*The task*:
Write out every line of the material as it stands, apart from the pictures.

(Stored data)
————

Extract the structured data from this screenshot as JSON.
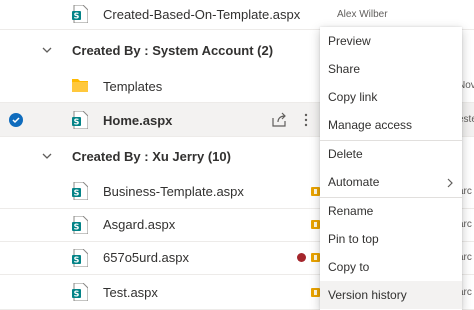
{
  "list": {
    "top_row": {
      "name": "Created-Based-On-Template.aspx",
      "author": "Alex Wilber"
    },
    "group_system": {
      "title": "Created By : System Account (2)"
    },
    "templates_row": {
      "name": "Templates",
      "edge": "Nove"
    },
    "home_row": {
      "name": "Home.aspx",
      "edge": "este"
    },
    "group_xu": {
      "title": "Created By : Xu Jerry (10)"
    },
    "files": [
      {
        "name": "Business-Template.aspx",
        "edge": "arc"
      },
      {
        "name": "Asgard.aspx",
        "edge": "arc"
      },
      {
        "name": "657o5urd.aspx",
        "edge": "arc"
      },
      {
        "name": "Test.aspx",
        "edge": "arc"
      }
    ]
  },
  "context_menu": {
    "items": [
      "Preview",
      "Share",
      "Copy link",
      "Manage access",
      "Delete",
      "Automate",
      "Rename",
      "Pin to top",
      "Copy to",
      "Version history"
    ]
  },
  "colors": {
    "accent": "#0f6cbd",
    "folder": "#ffb900",
    "sharepoint": "#038387",
    "warning": "#eaa300",
    "error": "#a4262c"
  }
}
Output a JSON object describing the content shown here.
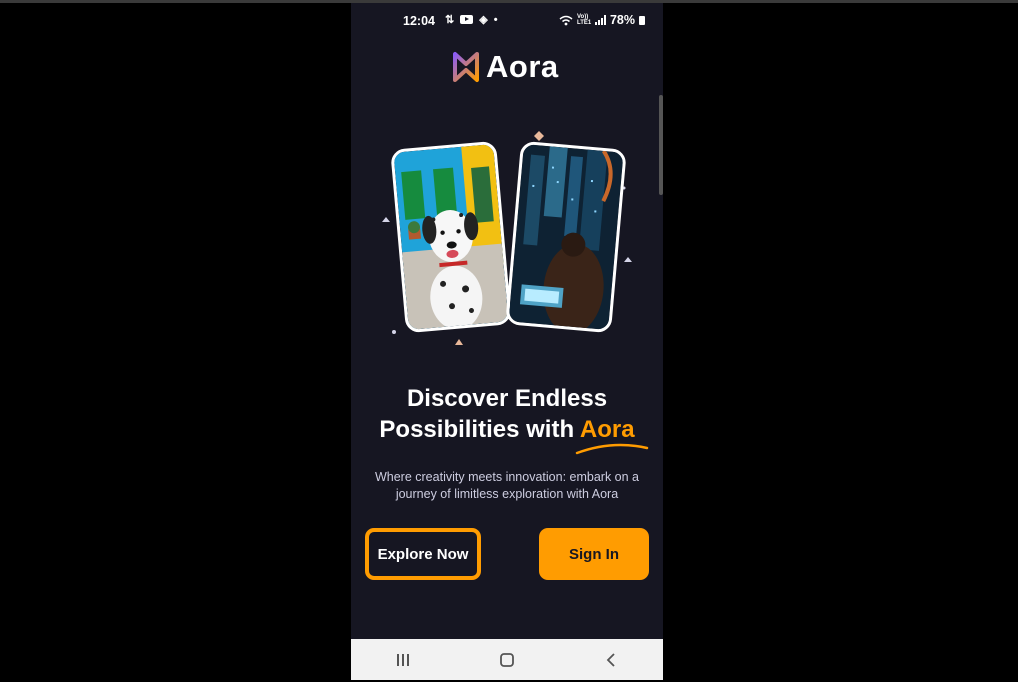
{
  "status_bar": {
    "time": "12:04",
    "signal_text": "Vo)) LTE1",
    "battery": "78%",
    "icons": [
      "sync-icon",
      "youtube-icon",
      "vpn-icon",
      "dot-icon",
      "wifi-icon",
      "signal-icon",
      "battery-icon"
    ]
  },
  "app": {
    "name": "Aora"
  },
  "hero": {
    "headline_line1": "Discover Endless",
    "headline_line2_prefix": "Possibilities with ",
    "headline_accent": "Aora",
    "subtext": "Where creativity meets innovation: embark on a journey of limitless exploration with Aora"
  },
  "buttons": {
    "explore": "Explore Now",
    "signin": "Sign In"
  },
  "nav": {
    "recents_icon": "recents-icon",
    "home_icon": "home-icon",
    "back_icon": "back-icon"
  },
  "colors": {
    "background": "#161622",
    "accent": "#ff9c01",
    "logo_gradient": [
      "#8b5cf6",
      "#ff9c01"
    ]
  }
}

————

*Output for this exercise*:
Extract the structured data from this screenshot as JSON.
{
  "list": {
    "top_row": {
      "name": "Created-Based-On-Template.aspx",
      "author": "Alex Wilber"
    },
    "group_system": {
      "title": "Created By : System Account (2)"
    },
    "templates_row": {
      "name": "Templates",
      "edge": "Nove"
    },
    "home_row": {
      "name": "Home.aspx",
      "edge": "este"
    },
    "group_xu": {
      "title": "Created By : Xu Jerry (10)"
    },
    "files": [
      {
        "name": "Business-Template.aspx",
        "edge": "arc"
      },
      {
        "name": "Asgard.aspx",
        "edge": "arc"
      },
      {
        "name": "657o5urd.aspx",
        "edge": "arc"
      },
      {
        "name": "Test.aspx",
        "edge": "arc"
      }
    ]
  },
  "context_menu": {
    "items": [
      "Preview",
      "Share",
      "Copy link",
      "Manage access",
      "Delete",
      "Automate",
      "Rename",
      "Pin to top",
      "Copy to",
      "Version history"
    ]
  },
  "colors": {
    "accent": "#0f6cbd",
    "folder": "#ffb900",
    "sharepoint": "#038387",
    "warning": "#eaa300",
    "error": "#a4262c"
  }
}
Output a JSON object describing the content shown here.
{
  "status_bar": {
    "time": "12:04",
    "signal_text": "Vo)) LTE1",
    "battery": "78%",
    "icons": [
      "sync-icon",
      "youtube-icon",
      "vpn-icon",
      "dot-icon",
      "wifi-icon",
      "signal-icon",
      "battery-icon"
    ]
  },
  "app": {
    "name": "Aora"
  },
  "hero": {
    "headline_line1": "Discover Endless",
    "headline_line2_prefix": "Possibilities with ",
    "headline_accent": "Aora",
    "subtext": "Where creativity meets innovation: embark on a journey of limitless exploration with Aora"
  },
  "buttons": {
    "explore": "Explore Now",
    "signin": "Sign In"
  },
  "nav": {
    "recents_icon": "recents-icon",
    "home_icon": "home-icon",
    "back_icon": "back-icon"
  },
  "colors": {
    "background": "#161622",
    "accent": "#ff9c01",
    "logo_gradient": [
      "#8b5cf6",
      "#ff9c01"
    ]
  }
}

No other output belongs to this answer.